# start of Raw data

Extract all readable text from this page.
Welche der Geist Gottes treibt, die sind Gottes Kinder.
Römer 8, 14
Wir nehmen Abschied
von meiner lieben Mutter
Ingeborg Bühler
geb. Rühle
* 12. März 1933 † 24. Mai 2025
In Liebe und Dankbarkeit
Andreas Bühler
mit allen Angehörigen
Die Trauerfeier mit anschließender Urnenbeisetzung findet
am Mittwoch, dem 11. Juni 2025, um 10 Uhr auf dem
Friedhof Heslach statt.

# end of Raw data

## Aim
Return each line of the data exactly as written above.

## Exercise response
Extract all readable text from this page.
Welche der Geist Gottes treibt, die sind Gottes Kinder.
Römer 8, 14
Wir nehmen Abschied
von meiner lieben Mutter
Ingeborg Bühler
geb. Rühle
* 12. März 1933 † 24. Mai 2025
In Liebe und Dankbarkeit
Andreas Bühler
mit allen Angehörigen
Die Trauerfeier mit anschließender Urnenbeisetzung findet
am Mittwoch, dem 11. Juni 2025, um 10 Uhr auf dem
Friedhof Heslach statt.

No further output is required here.